* _Written task_: Every line containing the word "الإسلام" needs to be found and copied.

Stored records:
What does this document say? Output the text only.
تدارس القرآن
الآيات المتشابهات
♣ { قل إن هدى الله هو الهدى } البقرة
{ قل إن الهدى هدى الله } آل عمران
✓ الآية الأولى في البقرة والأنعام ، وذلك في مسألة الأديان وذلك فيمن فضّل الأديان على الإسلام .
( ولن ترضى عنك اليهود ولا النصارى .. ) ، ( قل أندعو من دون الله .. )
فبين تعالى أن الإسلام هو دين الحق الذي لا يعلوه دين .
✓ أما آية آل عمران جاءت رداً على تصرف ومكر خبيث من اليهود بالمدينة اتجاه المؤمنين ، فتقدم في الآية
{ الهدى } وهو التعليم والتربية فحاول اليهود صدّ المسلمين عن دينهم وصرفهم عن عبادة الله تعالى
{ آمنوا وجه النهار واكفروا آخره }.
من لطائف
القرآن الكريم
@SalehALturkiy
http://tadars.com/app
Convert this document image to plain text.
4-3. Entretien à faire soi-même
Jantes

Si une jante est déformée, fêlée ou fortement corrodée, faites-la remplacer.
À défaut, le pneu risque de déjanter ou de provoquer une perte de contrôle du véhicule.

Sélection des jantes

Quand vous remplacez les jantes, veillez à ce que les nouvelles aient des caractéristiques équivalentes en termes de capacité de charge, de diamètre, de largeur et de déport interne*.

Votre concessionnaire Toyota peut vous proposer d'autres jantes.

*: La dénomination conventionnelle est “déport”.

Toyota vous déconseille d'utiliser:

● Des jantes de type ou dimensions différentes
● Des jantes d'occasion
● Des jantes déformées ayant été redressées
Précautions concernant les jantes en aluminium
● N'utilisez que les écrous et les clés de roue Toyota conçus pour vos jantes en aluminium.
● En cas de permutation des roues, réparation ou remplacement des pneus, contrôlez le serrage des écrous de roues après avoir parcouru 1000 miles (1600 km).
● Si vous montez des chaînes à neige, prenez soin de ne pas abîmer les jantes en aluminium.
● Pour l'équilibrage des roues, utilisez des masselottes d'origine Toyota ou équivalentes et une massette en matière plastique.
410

* _Solution_:
✓ الآية الأولى في البقرة والأنعام ، وذلك في مسألة الأديان وذلك فيمن فضّل الأديان على الإسلام .
فبين تعالى أن الإسلام هو دين الحق الذي لا يعلوه دين .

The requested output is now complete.